**Directions for this task:** Copy every record word for word.

[Chart and figure data]
● ● ●

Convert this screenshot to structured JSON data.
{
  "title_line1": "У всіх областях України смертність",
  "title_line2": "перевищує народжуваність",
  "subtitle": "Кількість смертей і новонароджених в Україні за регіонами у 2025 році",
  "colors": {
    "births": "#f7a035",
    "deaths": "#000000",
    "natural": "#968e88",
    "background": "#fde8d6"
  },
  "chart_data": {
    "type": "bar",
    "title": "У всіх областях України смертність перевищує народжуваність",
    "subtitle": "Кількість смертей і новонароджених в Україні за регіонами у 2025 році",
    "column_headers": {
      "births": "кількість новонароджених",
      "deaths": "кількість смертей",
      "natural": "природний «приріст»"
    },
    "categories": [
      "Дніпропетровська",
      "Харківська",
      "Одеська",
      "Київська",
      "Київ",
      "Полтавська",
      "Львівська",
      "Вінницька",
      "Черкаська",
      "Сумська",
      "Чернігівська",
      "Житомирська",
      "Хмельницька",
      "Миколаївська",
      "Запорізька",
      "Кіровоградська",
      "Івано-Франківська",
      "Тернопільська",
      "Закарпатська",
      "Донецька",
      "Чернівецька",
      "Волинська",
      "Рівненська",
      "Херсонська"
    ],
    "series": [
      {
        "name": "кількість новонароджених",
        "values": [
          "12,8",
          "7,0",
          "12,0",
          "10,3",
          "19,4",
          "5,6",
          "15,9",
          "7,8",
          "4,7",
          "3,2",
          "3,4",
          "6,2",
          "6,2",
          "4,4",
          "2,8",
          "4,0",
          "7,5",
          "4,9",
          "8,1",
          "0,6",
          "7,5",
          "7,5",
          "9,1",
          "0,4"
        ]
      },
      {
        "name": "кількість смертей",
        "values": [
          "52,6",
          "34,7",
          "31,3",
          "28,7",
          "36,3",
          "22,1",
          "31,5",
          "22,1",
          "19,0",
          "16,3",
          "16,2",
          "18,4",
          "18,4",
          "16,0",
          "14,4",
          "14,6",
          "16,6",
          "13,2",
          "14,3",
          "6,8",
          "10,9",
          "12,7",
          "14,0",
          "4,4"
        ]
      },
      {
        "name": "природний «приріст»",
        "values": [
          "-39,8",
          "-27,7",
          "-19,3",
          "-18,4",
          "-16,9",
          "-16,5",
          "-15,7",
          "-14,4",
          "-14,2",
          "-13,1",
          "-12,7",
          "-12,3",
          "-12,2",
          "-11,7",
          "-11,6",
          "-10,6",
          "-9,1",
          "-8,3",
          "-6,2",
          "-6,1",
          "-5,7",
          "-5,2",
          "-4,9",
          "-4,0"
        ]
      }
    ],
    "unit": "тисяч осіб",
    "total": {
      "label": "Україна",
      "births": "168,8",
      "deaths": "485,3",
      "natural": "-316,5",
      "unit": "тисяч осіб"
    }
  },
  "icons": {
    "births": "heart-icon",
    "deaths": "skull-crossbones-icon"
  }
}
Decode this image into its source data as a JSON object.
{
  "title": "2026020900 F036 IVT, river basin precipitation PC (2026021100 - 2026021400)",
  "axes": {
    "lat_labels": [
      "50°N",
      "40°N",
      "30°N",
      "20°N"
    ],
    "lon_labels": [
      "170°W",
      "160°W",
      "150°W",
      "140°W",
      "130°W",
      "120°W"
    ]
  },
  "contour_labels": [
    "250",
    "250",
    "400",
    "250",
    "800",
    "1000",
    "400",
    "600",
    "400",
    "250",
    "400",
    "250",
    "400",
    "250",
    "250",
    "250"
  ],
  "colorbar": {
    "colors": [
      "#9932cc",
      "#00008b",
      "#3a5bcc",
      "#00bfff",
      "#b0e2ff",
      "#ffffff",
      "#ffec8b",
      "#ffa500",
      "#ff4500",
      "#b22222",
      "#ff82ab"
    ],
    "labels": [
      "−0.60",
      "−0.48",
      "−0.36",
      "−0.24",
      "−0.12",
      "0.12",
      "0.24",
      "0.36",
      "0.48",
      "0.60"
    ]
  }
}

● ● ●

**Exercise answer:**
Convert this screenshot to structured JSON data.
{
  "title_line1": "У всіх областях України смертність",
  "title_line2": "перевищує народжуваність",
  "subtitle": "Кількість смертей і новонароджених в Україні за регіонами у 2025 році",
  "colors": {
    "births": "#f7a035",
    "deaths": "#000000",
    "natural": "#968e88",
    "background": "#fde8d6"
  },
  "chart_data": {
    "type": "bar",
    "title": "У всіх областях України смертність перевищує народжуваність",
    "subtitle": "Кількість смертей і новонароджених в Україні за регіонами у 2025 році",
    "column_headers": {
      "births": "кількість новонароджених",
      "deaths": "кількість смертей",
      "natural": "природний «приріст»"
    },
    "categories": [
      "Дніпропетровська",
      "Харківська",
      "Одеська",
      "Київська",
      "Київ",
      "Полтавська",
      "Львівська",
      "Вінницька",
      "Черкаська",
      "Сумська",
      "Чернігівська",
      "Житомирська",
      "Хмельницька",
      "Миколаївська",
      "Запорізька",
      "Кіровоградська",
      "Івано-Франківська",
      "Тернопільська",
      "Закарпатська",
      "Донецька",
      "Чернівецька",
      "Волинська",
      "Рівненська",
      "Херсонська"
    ],
    "series": [
      {
        "name": "кількість новонароджених",
        "values": [
          "12,8",
          "7,0",
          "12,0",
          "10,3",
          "19,4",
          "5,6",
          "15,9",
          "7,8",
          "4,7",
          "3,2",
          "3,4",
          "6,2",
          "6,2",
          "4,4",
          "2,8",
          "4,0",
          "7,5",
          "4,9",
          "8,1",
          "0,6",
          "7,5",
          "7,5",
          "9,1",
          "0,4"
        ]
      },
      {
        "name": "кількість смертей",
        "values": [
          "52,6",
          "34,7",
          "31,3",
          "28,7",
          "36,3",
          "22,1",
          "31,5",
          "22,1",
          "19,0",
          "16,3",
          "16,2",
          "18,4",
          "18,4",
          "16,0",
          "14,4",
          "14,6",
          "16,6",
          "13,2",
          "14,3",
          "6,8",
          "10,9",
          "12,7",
          "14,0",
          "4,4"
        ]
      },
      {
        "name": "природний «приріст»",
        "values": [
          "-39,8",
          "-27,7",
          "-19,3",
          "-18,4",
          "-16,9",
          "-16,5",
          "-15,7",
          "-14,4",
          "-14,2",
          "-13,1",
          "-12,7",
          "-12,3",
          "-12,2",
          "-11,7",
          "-11,6",
          "-10,6",
          "-9,1",
          "-8,3",
          "-6,2",
          "-6,1",
          "-5,7",
          "-5,2",
          "-4,9",
          "-4,0"
        ]
      }
    ],
    "unit": "тисяч осіб",
    "total": {
      "label": "Україна",
      "births": "168,8",
      "deaths": "485,3",
      "natural": "-316,5",
      "unit": "тисяч осіб"
    }
  },
  "icons": {
    "births": "heart-icon",
    "deaths": "skull-crossbones-icon"
  }
}
Decode this image into its source data as a JSON object.
{
  "title": "2026020900 F036 IVT, river basin precipitation PC (2026021100 - 2026021400)",
  "axes": {
    "lat_labels": [
      "50°N",
      "40°N",
      "30°N",
      "20°N"
    ],
    "lon_labels": [
      "170°W",
      "160°W",
      "150°W",
      "140°W",
      "130°W",
      "120°W"
    ]
  },
  "contour_labels": [
    "250",
    "250",
    "400",
    "250",
    "800",
    "1000",
    "400",
    "600",
    "400",
    "250",
    "400",
    "250",
    "400",
    "250",
    "250",
    "250"
  ],
  "colorbar": {
    "colors": [
      "#9932cc",
      "#00008b",
      "#3a5bcc",
      "#00bfff",
      "#b0e2ff",
      "#ffffff",
      "#ffec8b",
      "#ffa500",
      "#ff4500",
      "#b22222",
      "#ff82ab"
    ],
    "labels": [
      "−0.60",
      "−0.48",
      "−0.36",
      "−0.24",
      "−0.12",
      "0.12",
      "0.24",
      "0.36",
      "0.48",
      "0.60"
    ]
  }
}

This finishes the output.